- EXERCISE REQUIREMENTS -
Write out each line from the data below that includes the word "一括決済".

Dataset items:
* * * * * * * * *
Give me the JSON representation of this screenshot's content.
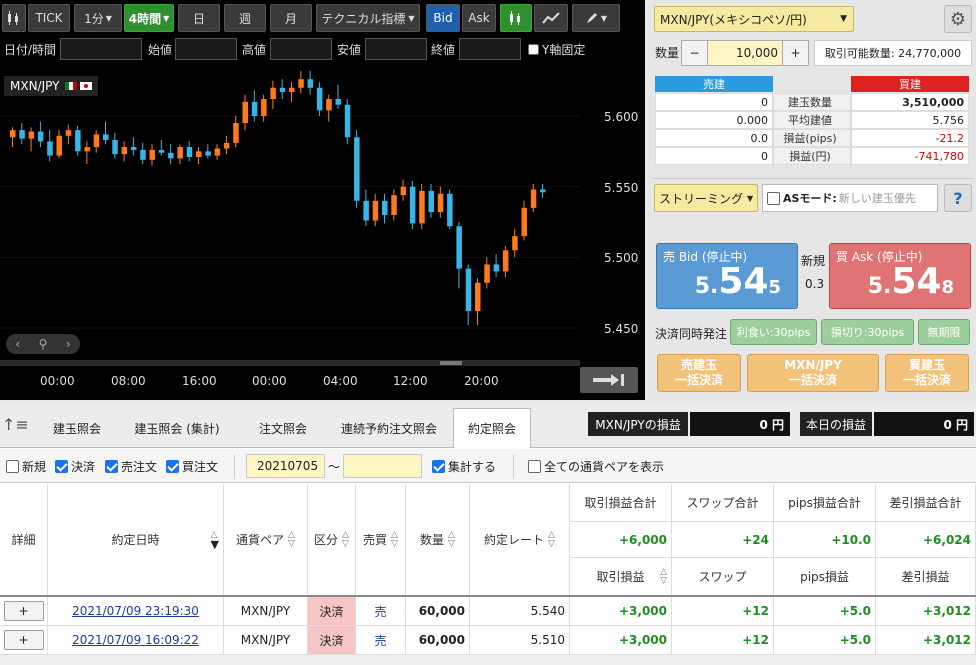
{
  "toolbar": {
    "tick_label": "TICK",
    "interval_1m": "1分",
    "interval_4h": "4時間",
    "interval_day": "日",
    "interval_week": "週",
    "interval_month": "月",
    "technical_label": "テクニカル指標",
    "bid_label": "Bid",
    "ask_label": "Ask"
  },
  "filters": {
    "datetime_label": "日付/時間",
    "open_label": "始値",
    "high_label": "高値",
    "low_label": "安値",
    "close_label": "終値",
    "yaxis_fix_label": "Y軸固定"
  },
  "chart": {
    "symbol": "MXN/JPY",
    "price_labels": [
      "5.600",
      "5.550",
      "5.500",
      "5.450"
    ],
    "time_labels": [
      "00:00",
      "08:00",
      "16:00",
      "00:00",
      "04:00",
      "12:00",
      "20:00"
    ]
  },
  "chart_data": {
    "type": "candlestick",
    "ylim": [
      5.43,
      5.655
    ],
    "candles": [
      [
        5.585,
        5.592,
        5.578,
        5.59
      ],
      [
        5.59,
        5.595,
        5.58,
        5.584
      ],
      [
        5.584,
        5.592,
        5.575,
        5.589
      ],
      [
        5.589,
        5.596,
        5.578,
        5.582
      ],
      [
        5.582,
        5.59,
        5.568,
        5.572
      ],
      [
        5.572,
        5.59,
        5.57,
        5.586
      ],
      [
        5.586,
        5.594,
        5.58,
        5.59
      ],
      [
        5.59,
        5.593,
        5.572,
        5.575
      ],
      [
        5.575,
        5.582,
        5.566,
        5.578
      ],
      [
        5.578,
        5.59,
        5.574,
        5.587
      ],
      [
        5.587,
        5.596,
        5.58,
        5.583
      ],
      [
        5.583,
        5.588,
        5.57,
        5.573
      ],
      [
        5.573,
        5.582,
        5.568,
        5.578
      ],
      [
        5.578,
        5.585,
        5.572,
        5.576
      ],
      [
        5.576,
        5.581,
        5.566,
        5.569
      ],
      [
        5.569,
        5.58,
        5.565,
        5.576
      ],
      [
        5.576,
        5.583,
        5.572,
        5.574
      ],
      [
        5.574,
        5.58,
        5.566,
        5.57
      ],
      [
        5.57,
        5.58,
        5.566,
        5.578
      ],
      [
        5.578,
        5.582,
        5.568,
        5.571
      ],
      [
        5.571,
        5.578,
        5.566,
        5.575
      ],
      [
        5.575,
        5.58,
        5.57,
        5.572
      ],
      [
        5.572,
        5.58,
        5.569,
        5.577
      ],
      [
        5.577,
        5.586,
        5.573,
        5.581
      ],
      [
        5.581,
        5.6,
        5.578,
        5.595
      ],
      [
        5.595,
        5.615,
        5.59,
        5.61
      ],
      [
        5.61,
        5.618,
        5.596,
        5.6
      ],
      [
        5.6,
        5.615,
        5.596,
        5.612
      ],
      [
        5.612,
        5.625,
        5.605,
        5.62
      ],
      [
        5.62,
        5.626,
        5.612,
        5.617
      ],
      [
        5.617,
        5.624,
        5.61,
        5.62
      ],
      [
        5.62,
        5.632,
        5.616,
        5.626
      ],
      [
        5.626,
        5.632,
        5.615,
        5.62
      ],
      [
        5.62,
        5.624,
        5.6,
        5.604
      ],
      [
        5.604,
        5.615,
        5.596,
        5.612
      ],
      [
        5.612,
        5.622,
        5.605,
        5.608
      ],
      [
        5.608,
        5.612,
        5.58,
        5.585
      ],
      [
        5.585,
        5.59,
        5.535,
        5.54
      ],
      [
        5.54,
        5.548,
        5.522,
        5.526
      ],
      [
        5.526,
        5.545,
        5.522,
        5.54
      ],
      [
        5.54,
        5.545,
        5.524,
        5.53
      ],
      [
        5.53,
        5.548,
        5.526,
        5.544
      ],
      [
        5.544,
        5.555,
        5.54,
        5.55
      ],
      [
        5.55,
        5.554,
        5.52,
        5.524
      ],
      [
        5.524,
        5.552,
        5.52,
        5.547
      ],
      [
        5.547,
        5.552,
        5.528,
        5.532
      ],
      [
        5.532,
        5.55,
        5.528,
        5.545
      ],
      [
        5.545,
        5.548,
        5.52,
        5.522
      ],
      [
        5.522,
        5.525,
        5.478,
        5.492
      ],
      [
        5.492,
        5.495,
        5.452,
        5.462
      ],
      [
        5.462,
        5.485,
        5.452,
        5.482
      ],
      [
        5.482,
        5.5,
        5.478,
        5.495
      ],
      [
        5.495,
        5.502,
        5.486,
        5.49
      ],
      [
        5.49,
        5.508,
        5.486,
        5.505
      ],
      [
        5.505,
        5.52,
        5.5,
        5.515
      ],
      [
        5.515,
        5.54,
        5.512,
        5.535
      ],
      [
        5.535,
        5.552,
        5.532,
        5.548
      ],
      [
        5.548,
        5.552,
        5.542,
        5.546
      ]
    ]
  },
  "order": {
    "symbol_select": "MXN/JPY(メキシコペソ/円)",
    "qty_label": "数量",
    "qty_minus": "−",
    "qty_value": "10,000",
    "qty_plus": "+",
    "tradable_label": "取引可能数量: 24,770,000"
  },
  "positions": {
    "sell_header": "売建",
    "buy_header": "買建",
    "rows": [
      {
        "sell": "0",
        "label": "建玉数量",
        "buy": "3,510,000"
      },
      {
        "sell": "0.000",
        "label": "平均建値",
        "buy": "5.756"
      },
      {
        "sell": "0.0",
        "label": "損益(pips)",
        "buy": "-21.2"
      },
      {
        "sell": "0",
        "label": "損益(円)",
        "buy": "-741,780"
      }
    ]
  },
  "streaming": {
    "mode_label": "ストリーミング",
    "as_mode_label": "ASモード:",
    "as_mode_value": "新しい建玉優先",
    "help": "?"
  },
  "quotes": {
    "bid_label": "売 Bid (停止中)",
    "bid_small": "5.",
    "bid_big": "54",
    "bid_last": "5",
    "new_label": "新規",
    "spread": "0.3",
    "ask_label": "買 Ask (停止中)",
    "ask_small": "5.",
    "ask_big": "54",
    "ask_last": "8"
  },
  "settle": {
    "label": "決済同時発注",
    "take_profit": "利食い:30pips",
    "stop_loss": "損切り:30pips",
    "unlimited": "無期限"
  },
  "bulk": {
    "sell_line1": "売建玉",
    "sell_line2": "一括決済",
    "pair_line1": "MXN/JPY",
    "pair_line2": "一括決済",
    "buy_line1": "買建玉",
    "buy_line2": "一括決済"
  },
  "tabs": [
    "建玉照会",
    "建玉照会 (集計)",
    "注文照会",
    "連続予約注文照会",
    "約定照会"
  ],
  "pl_boxes": {
    "pair_label": "MXN/JPYの損益",
    "pair_value": "0 円",
    "today_label": "本日の損益",
    "today_value": "0 円"
  },
  "filter_bar": {
    "new": "新規",
    "settle": "決済",
    "sell_order": "売注文",
    "buy_order": "買注文",
    "date_from": "20210705",
    "tilde": "〜",
    "aggregate": "集計する",
    "all_pairs": "全ての通貨ペアを表示"
  },
  "table": {
    "headers": {
      "detail": "詳細",
      "datetime": "約定日時",
      "pair": "通貨ペア",
      "kind": "区分",
      "side": "売買",
      "qty": "数量",
      "rate": "約定レート",
      "trade_pl_total": "取引損益合計",
      "swap_total": "スワップ合計",
      "pips_total": "pips損益合計",
      "net_total": "差引損益合計",
      "trade_pl": "取引損益",
      "swap": "スワップ",
      "pips": "pips損益",
      "net": "差引損益"
    },
    "totals": {
      "trade_pl": "+6,000",
      "swap": "+24",
      "pips": "+10.0",
      "net": "+6,024"
    },
    "rows": [
      {
        "btn": "+",
        "datetime": "2021/07/09 23:19:30",
        "pair": "MXN/JPY",
        "kind": "決済",
        "side": "売",
        "qty": "60,000",
        "rate": "5.540",
        "trade_pl": "+3,000",
        "swap": "+12",
        "pips": "+5.0",
        "net": "+3,012"
      },
      {
        "btn": "+",
        "datetime": "2021/07/09 16:09:22",
        "pair": "MXN/JPY",
        "kind": "決済",
        "side": "売",
        "qty": "60,000",
        "rate": "5.510",
        "trade_pl": "+3,000",
        "swap": "+12",
        "pips": "+5.0",
        "net": "+3,012"
      }
    ]
  },
  "colors": {
    "up": "#ff7a1a",
    "down": "#36b6e6",
    "bid_bg": "#5b9bd5",
    "ask_bg": "#e07474",
    "accent": "#1e8f1e"
  }
}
* * * * * * * * *
- RESPONSE TO THIS EXERCISE -
    "sell_line2": "一括決済",
    "pair_line2": "一括決済",
    "buy_line2": "一括決済"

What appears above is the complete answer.